__Work to complete__
Copy out each line that has "JSON" in it.

__Provided material__
▼
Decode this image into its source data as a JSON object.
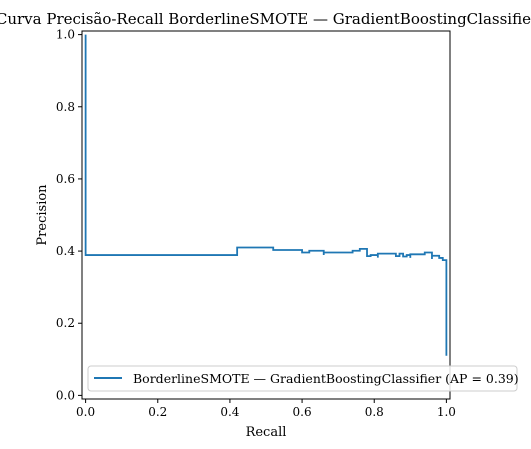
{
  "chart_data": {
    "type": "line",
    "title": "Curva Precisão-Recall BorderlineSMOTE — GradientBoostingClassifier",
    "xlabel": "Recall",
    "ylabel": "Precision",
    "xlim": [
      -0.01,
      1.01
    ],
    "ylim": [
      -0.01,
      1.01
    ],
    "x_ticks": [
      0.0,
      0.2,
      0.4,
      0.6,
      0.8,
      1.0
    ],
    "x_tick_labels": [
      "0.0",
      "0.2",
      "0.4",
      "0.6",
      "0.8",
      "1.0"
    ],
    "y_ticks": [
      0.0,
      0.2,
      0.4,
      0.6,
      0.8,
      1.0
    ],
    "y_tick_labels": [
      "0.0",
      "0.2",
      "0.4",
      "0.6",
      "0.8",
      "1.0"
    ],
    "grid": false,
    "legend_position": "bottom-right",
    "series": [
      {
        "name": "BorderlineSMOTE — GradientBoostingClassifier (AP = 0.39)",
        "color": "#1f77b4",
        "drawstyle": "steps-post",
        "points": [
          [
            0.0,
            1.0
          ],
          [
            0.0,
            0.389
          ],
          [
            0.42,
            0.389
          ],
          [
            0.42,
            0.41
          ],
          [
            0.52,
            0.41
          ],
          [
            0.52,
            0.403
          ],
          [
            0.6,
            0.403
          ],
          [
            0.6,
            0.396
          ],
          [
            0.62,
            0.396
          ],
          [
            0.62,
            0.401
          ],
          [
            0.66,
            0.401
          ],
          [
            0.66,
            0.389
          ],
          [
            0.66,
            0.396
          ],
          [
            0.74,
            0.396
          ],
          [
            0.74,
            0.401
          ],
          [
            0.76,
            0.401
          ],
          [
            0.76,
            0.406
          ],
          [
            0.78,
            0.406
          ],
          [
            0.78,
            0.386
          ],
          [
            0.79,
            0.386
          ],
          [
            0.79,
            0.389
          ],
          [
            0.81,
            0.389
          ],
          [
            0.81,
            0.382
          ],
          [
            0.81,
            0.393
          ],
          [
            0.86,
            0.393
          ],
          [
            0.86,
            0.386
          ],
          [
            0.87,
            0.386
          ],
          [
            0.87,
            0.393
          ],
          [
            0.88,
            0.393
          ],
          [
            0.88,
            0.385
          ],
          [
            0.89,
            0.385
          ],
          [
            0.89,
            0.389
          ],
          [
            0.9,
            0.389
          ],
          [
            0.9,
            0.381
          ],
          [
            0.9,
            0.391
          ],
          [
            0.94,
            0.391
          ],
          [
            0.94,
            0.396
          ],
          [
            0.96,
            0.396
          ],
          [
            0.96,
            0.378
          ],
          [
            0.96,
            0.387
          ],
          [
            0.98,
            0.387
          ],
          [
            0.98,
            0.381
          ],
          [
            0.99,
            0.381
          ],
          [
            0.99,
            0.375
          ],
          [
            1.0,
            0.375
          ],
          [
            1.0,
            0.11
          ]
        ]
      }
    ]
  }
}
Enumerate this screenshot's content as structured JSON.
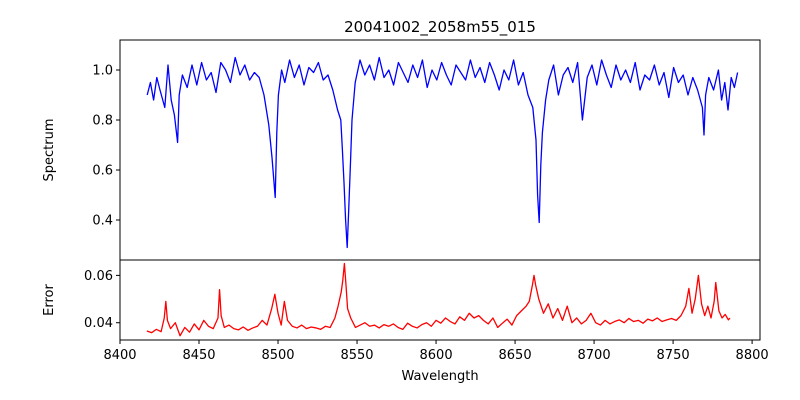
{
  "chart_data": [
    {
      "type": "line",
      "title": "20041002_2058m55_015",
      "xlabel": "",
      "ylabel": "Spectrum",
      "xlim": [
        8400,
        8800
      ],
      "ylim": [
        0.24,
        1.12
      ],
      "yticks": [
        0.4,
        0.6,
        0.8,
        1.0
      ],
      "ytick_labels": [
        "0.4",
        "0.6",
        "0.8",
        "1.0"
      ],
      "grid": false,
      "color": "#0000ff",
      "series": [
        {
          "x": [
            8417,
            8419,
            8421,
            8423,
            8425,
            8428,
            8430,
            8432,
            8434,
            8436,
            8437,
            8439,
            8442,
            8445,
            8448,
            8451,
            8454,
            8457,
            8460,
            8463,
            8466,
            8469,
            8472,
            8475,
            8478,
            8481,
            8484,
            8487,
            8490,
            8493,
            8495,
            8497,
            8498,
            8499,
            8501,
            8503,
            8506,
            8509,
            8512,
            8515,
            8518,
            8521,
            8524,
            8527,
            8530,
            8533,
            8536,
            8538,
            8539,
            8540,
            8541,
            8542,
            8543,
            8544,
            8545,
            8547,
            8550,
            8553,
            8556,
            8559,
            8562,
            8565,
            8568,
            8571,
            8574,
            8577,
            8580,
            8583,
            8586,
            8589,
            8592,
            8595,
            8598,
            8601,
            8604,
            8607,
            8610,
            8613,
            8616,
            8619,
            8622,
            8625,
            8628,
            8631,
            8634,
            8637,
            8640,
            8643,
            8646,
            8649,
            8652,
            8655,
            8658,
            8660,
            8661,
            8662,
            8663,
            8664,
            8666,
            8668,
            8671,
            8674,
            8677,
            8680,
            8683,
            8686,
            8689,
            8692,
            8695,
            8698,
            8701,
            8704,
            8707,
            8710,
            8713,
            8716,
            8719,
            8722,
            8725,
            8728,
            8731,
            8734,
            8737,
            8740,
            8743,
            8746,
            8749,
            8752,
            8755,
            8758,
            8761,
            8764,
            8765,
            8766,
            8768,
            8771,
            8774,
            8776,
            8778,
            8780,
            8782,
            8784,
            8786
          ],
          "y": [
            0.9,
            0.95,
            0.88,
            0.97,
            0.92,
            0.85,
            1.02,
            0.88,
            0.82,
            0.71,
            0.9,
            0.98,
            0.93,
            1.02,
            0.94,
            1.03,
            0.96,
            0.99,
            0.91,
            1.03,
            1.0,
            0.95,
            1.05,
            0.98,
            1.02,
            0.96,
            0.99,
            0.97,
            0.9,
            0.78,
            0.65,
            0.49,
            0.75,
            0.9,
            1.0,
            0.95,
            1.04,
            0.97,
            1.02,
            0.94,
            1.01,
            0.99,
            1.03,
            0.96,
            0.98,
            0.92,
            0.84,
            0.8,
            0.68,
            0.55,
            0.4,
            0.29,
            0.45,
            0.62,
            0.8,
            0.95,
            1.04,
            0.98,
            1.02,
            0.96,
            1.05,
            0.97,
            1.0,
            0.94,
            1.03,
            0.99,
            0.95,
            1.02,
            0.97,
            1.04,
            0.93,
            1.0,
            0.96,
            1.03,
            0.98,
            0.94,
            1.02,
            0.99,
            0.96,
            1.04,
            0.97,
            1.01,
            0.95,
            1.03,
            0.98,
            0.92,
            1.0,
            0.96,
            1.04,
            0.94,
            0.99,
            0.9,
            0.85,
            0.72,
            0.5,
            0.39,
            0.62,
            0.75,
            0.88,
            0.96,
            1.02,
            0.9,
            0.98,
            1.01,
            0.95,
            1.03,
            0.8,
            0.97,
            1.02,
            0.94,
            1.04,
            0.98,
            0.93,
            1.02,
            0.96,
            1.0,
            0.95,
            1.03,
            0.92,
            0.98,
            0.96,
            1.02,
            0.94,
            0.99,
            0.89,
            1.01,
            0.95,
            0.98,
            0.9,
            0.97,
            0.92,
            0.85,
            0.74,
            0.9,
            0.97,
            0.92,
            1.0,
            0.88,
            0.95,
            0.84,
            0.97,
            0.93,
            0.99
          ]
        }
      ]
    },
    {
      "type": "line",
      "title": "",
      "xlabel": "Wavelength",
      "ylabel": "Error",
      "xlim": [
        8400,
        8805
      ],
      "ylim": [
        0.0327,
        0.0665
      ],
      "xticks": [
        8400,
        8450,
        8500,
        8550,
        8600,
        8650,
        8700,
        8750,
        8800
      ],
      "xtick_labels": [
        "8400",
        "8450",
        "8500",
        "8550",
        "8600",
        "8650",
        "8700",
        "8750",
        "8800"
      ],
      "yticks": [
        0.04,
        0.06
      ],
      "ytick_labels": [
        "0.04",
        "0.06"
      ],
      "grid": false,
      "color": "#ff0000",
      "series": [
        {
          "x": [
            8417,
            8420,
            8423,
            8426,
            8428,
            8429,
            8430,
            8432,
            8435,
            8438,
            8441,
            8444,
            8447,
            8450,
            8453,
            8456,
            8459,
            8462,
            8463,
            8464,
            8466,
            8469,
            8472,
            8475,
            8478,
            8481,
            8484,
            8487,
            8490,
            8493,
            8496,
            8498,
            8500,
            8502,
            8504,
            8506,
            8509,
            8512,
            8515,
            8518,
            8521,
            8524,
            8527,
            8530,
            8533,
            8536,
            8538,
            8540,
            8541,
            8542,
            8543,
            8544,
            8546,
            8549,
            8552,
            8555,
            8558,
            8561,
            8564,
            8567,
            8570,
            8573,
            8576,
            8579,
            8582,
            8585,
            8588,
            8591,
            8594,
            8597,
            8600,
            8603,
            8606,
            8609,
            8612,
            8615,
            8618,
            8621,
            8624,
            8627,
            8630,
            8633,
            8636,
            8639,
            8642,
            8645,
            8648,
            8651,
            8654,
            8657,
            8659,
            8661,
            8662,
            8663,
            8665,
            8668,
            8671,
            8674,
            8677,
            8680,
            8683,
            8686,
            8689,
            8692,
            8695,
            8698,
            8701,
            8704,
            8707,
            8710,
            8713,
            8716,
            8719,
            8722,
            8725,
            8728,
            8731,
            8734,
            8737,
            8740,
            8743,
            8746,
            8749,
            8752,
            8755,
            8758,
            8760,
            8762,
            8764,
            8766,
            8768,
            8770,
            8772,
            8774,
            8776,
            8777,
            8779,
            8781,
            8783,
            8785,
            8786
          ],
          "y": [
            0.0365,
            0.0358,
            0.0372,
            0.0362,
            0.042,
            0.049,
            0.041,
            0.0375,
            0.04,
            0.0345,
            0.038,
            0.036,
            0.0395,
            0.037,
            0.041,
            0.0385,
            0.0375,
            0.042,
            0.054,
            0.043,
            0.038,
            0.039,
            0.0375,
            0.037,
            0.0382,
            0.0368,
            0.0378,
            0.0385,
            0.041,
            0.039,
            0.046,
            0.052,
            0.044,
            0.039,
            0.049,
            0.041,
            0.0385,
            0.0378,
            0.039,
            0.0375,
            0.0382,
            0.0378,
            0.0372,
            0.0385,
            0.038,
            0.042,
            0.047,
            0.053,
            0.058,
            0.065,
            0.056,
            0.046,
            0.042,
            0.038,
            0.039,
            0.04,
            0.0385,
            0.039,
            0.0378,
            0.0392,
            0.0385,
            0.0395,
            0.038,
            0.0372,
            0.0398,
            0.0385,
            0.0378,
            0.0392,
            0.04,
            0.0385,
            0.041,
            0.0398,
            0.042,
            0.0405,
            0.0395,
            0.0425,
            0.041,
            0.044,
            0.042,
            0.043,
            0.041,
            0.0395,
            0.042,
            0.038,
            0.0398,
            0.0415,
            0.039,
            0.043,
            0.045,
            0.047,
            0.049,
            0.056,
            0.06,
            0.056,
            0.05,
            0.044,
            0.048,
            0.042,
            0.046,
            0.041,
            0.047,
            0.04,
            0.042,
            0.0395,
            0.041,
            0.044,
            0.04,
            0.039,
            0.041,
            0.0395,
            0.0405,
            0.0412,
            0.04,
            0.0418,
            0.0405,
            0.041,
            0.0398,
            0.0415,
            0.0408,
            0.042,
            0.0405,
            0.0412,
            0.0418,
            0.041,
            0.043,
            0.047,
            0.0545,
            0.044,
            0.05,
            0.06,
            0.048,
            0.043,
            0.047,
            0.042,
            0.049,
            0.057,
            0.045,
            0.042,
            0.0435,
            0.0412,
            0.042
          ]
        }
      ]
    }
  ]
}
▲
__Result of the task__
Decode this image into its source data as a JSON object.
Enumerate this screenshot's content as structured JSON.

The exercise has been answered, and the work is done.